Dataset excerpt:
>>

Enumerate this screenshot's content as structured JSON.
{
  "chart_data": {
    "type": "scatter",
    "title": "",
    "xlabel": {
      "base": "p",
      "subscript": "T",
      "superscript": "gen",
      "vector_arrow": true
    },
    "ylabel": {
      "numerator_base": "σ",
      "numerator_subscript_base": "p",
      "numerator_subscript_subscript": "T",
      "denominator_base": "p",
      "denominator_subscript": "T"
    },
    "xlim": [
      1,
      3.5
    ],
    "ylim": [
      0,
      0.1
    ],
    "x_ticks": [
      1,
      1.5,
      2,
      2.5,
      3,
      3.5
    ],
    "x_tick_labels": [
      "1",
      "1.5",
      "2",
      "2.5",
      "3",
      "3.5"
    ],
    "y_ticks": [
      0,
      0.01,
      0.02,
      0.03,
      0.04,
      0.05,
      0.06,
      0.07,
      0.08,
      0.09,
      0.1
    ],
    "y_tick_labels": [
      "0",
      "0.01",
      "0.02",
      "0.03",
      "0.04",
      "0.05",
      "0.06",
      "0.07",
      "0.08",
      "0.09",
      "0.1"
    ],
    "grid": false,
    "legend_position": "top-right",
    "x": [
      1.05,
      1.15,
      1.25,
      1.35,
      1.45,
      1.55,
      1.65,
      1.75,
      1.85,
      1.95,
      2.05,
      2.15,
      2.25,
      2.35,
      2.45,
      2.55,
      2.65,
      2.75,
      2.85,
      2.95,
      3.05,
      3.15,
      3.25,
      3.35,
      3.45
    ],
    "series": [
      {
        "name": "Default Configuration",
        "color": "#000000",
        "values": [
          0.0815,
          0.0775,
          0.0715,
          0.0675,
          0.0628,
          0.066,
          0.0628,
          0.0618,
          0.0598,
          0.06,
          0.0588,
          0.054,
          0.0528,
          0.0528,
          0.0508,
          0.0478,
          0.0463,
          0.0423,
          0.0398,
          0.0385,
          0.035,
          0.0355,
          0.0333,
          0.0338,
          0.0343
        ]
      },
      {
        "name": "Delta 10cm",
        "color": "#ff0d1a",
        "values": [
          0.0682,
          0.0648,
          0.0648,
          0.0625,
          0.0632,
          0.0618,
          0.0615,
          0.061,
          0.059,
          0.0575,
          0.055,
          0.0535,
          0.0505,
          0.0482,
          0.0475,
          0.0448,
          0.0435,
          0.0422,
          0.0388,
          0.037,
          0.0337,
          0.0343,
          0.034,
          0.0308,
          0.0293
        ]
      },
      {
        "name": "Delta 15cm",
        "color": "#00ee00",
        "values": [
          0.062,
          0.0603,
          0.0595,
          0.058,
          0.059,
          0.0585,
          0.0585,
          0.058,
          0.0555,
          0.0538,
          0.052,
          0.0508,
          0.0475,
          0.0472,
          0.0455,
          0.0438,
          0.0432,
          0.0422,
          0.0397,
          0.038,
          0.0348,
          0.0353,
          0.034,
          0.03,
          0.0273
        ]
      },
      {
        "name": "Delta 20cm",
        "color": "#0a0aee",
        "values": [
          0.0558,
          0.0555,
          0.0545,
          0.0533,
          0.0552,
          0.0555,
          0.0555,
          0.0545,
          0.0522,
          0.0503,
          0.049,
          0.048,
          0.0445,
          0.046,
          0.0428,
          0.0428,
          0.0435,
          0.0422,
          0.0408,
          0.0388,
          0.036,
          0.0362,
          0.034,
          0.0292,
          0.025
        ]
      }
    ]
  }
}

<<

Work to do:
Report back each line of the entries that holds the string "name".

Solution for this task:
        "name": "Default Configuration",
        "name": "Delta 10cm",
        "name": "Delta 15cm",
        "name": "Delta 20cm",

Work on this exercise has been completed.